** START OF Data for the task **
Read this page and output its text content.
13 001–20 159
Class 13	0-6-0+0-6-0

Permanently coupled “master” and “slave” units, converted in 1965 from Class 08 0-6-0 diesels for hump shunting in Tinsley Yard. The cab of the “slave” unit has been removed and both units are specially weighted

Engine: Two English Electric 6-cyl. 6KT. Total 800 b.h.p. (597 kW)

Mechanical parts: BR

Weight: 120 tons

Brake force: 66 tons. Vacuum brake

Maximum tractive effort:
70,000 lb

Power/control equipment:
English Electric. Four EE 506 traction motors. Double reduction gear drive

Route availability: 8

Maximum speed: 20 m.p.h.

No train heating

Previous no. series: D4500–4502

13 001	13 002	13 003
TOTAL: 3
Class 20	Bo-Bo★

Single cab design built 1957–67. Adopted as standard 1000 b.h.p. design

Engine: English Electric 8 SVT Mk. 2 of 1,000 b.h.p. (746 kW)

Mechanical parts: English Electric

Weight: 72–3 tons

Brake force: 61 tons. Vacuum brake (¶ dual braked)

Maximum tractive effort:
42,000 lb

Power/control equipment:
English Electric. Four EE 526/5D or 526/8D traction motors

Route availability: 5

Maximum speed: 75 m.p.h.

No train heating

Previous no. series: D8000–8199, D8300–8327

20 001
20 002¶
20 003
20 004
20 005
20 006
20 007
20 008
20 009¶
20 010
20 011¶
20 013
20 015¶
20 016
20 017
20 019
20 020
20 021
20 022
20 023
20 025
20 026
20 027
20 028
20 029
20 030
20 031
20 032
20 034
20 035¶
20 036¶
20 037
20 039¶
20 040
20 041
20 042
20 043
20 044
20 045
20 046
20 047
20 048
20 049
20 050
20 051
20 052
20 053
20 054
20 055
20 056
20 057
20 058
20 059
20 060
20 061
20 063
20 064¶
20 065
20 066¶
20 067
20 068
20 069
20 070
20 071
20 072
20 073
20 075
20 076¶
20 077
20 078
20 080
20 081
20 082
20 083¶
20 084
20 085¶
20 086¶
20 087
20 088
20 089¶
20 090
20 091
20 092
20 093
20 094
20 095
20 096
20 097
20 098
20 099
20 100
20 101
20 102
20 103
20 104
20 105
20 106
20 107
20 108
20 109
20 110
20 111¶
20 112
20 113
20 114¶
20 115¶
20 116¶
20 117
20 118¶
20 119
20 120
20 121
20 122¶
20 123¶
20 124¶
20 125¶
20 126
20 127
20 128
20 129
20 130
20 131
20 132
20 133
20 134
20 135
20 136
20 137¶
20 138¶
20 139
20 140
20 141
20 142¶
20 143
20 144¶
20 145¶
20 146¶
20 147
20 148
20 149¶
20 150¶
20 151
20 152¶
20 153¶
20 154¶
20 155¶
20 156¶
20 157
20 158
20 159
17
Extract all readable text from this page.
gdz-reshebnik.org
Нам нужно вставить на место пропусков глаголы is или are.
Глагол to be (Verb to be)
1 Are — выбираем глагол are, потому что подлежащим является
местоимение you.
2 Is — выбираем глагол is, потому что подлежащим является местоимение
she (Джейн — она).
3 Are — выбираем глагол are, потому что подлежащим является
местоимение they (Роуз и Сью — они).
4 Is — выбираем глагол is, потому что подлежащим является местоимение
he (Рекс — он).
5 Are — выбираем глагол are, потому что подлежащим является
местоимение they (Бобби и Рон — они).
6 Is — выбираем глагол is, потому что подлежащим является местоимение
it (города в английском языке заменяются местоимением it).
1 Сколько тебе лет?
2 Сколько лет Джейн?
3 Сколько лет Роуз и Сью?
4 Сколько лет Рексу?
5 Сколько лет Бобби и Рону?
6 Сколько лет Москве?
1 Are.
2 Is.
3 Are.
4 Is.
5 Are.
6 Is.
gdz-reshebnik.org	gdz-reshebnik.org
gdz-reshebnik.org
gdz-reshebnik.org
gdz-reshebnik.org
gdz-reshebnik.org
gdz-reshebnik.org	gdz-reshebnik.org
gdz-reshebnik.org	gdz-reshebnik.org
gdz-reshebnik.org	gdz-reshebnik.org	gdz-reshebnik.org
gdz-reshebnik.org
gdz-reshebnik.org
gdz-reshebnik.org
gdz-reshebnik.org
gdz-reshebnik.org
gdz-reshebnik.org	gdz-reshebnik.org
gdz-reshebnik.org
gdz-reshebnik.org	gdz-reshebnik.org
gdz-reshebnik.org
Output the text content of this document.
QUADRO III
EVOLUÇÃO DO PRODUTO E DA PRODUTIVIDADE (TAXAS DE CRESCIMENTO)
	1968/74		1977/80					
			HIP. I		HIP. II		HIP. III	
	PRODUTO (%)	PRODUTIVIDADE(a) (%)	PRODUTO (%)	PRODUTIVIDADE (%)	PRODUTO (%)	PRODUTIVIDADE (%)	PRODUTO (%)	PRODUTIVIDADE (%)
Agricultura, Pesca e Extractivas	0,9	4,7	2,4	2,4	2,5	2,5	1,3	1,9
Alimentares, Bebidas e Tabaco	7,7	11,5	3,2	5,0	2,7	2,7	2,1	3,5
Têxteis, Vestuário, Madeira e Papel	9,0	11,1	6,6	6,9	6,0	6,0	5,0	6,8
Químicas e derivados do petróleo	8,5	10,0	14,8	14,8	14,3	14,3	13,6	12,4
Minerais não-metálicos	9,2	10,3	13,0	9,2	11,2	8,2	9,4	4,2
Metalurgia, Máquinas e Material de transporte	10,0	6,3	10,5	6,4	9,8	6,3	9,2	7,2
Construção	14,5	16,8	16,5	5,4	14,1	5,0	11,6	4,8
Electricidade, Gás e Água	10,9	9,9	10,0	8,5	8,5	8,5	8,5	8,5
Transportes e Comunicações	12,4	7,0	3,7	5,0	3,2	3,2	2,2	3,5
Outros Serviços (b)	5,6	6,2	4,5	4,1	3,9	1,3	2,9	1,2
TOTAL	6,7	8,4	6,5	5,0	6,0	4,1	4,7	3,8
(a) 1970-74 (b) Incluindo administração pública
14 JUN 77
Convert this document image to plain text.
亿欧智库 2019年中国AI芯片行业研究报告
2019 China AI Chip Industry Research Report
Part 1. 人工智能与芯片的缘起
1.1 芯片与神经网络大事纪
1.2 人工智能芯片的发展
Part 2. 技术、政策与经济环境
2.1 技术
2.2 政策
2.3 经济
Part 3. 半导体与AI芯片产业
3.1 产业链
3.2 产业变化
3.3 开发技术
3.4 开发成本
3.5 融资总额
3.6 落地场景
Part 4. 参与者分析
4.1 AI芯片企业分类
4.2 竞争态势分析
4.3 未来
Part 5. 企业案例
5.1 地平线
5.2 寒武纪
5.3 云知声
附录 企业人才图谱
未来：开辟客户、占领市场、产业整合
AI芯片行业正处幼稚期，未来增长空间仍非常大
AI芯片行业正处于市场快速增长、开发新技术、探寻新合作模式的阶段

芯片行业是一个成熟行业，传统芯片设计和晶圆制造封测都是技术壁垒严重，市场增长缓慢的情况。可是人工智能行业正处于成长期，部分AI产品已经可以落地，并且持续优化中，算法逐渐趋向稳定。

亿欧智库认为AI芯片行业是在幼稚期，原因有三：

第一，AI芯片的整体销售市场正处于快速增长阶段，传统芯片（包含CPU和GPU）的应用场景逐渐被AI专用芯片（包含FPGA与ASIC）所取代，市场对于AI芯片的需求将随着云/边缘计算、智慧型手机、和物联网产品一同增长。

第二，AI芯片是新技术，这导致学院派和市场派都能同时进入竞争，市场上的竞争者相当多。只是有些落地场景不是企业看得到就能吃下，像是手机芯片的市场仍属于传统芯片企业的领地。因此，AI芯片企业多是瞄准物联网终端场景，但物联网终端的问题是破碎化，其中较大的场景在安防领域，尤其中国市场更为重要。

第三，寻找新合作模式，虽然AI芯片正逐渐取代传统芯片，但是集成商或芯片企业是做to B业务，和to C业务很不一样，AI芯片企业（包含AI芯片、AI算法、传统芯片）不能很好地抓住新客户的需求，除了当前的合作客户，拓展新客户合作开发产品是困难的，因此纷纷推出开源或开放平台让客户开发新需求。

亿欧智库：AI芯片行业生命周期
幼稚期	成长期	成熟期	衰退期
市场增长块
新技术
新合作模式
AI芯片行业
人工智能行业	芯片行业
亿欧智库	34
** END OF Data for the task **
→ **Task details**
Report how many lines in the records hold the word "Engine", giving the number and nothing else.

→ **Result of this task**
2